*What this task involves*:
From the records, pick out and copy each line containing "title".

## Start Source records

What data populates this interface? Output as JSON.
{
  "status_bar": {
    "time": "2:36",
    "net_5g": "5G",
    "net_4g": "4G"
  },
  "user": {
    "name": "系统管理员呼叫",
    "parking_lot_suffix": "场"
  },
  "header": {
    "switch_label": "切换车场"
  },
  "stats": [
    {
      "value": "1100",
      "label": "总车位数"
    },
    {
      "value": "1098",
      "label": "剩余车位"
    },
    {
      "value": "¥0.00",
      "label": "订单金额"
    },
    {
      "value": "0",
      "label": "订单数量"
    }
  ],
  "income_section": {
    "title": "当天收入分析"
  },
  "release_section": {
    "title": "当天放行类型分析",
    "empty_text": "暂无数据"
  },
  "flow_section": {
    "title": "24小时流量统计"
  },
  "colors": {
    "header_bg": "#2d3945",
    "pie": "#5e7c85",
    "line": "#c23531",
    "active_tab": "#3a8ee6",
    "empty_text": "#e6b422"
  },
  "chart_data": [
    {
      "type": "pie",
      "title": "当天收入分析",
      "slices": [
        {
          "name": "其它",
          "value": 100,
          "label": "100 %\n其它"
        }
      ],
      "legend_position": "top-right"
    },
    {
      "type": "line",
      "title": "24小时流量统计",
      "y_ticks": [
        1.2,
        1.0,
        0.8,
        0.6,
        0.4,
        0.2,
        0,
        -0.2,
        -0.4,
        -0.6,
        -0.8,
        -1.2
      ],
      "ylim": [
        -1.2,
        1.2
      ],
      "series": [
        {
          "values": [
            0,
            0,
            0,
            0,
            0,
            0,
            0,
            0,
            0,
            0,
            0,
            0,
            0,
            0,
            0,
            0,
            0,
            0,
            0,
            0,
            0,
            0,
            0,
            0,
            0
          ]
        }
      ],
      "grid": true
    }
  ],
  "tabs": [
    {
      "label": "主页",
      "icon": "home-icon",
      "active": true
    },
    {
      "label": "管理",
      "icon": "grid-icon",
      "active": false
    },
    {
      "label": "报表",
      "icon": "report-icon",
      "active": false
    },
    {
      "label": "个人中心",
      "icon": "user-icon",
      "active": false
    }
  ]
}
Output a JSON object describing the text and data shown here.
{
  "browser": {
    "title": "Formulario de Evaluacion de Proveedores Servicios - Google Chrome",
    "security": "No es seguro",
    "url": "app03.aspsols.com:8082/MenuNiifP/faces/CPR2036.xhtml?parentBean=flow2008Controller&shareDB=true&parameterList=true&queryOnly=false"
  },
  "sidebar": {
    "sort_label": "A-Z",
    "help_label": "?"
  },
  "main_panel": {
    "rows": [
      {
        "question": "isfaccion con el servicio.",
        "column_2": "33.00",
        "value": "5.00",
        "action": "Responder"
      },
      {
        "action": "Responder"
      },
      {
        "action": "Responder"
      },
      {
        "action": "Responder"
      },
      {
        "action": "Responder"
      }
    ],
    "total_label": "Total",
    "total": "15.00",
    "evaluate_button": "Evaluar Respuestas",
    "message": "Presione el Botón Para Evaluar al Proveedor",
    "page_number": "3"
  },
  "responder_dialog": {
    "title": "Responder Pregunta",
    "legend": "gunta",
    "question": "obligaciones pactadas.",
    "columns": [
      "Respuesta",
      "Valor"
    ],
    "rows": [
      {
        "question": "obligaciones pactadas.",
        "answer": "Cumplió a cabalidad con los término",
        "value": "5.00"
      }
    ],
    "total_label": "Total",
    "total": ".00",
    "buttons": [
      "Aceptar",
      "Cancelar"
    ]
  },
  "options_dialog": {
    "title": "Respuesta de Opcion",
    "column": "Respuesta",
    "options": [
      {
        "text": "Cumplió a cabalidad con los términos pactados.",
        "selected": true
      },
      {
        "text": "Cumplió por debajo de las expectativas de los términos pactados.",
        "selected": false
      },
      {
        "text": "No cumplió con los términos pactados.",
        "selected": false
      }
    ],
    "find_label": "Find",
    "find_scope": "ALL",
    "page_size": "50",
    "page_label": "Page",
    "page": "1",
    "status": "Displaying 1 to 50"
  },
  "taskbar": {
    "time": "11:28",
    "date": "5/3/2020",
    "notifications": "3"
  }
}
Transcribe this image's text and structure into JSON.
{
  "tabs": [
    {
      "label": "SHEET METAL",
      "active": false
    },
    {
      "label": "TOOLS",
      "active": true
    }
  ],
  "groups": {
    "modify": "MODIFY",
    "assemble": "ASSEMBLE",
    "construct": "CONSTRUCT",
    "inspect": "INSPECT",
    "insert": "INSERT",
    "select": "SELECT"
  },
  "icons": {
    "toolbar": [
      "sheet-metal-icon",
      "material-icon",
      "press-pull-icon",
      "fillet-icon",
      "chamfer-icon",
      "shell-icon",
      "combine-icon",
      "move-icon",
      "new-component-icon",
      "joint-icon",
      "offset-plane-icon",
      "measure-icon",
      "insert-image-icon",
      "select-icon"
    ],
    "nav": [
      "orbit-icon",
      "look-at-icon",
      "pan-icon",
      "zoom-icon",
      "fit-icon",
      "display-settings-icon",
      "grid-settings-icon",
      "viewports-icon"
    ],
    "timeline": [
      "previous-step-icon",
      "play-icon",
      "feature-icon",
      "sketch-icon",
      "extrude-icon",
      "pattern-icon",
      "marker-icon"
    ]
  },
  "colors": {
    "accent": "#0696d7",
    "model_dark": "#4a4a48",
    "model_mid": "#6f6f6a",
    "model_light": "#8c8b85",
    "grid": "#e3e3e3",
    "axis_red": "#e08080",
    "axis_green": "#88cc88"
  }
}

## End Source records

*Result of this exercise*:
    "title": "当天收入分析"
    "title": "当天放行类型分析",
    "title": "24小时流量统计"
      "title": "当天收入分析",
      "title": "24小时流量统计",
    "title": "Formulario de Evaluacion de Proveedores Servicios - Google Chrome",
    "title": "Responder Pregunta",
    "title": "Respuesta de Opcion",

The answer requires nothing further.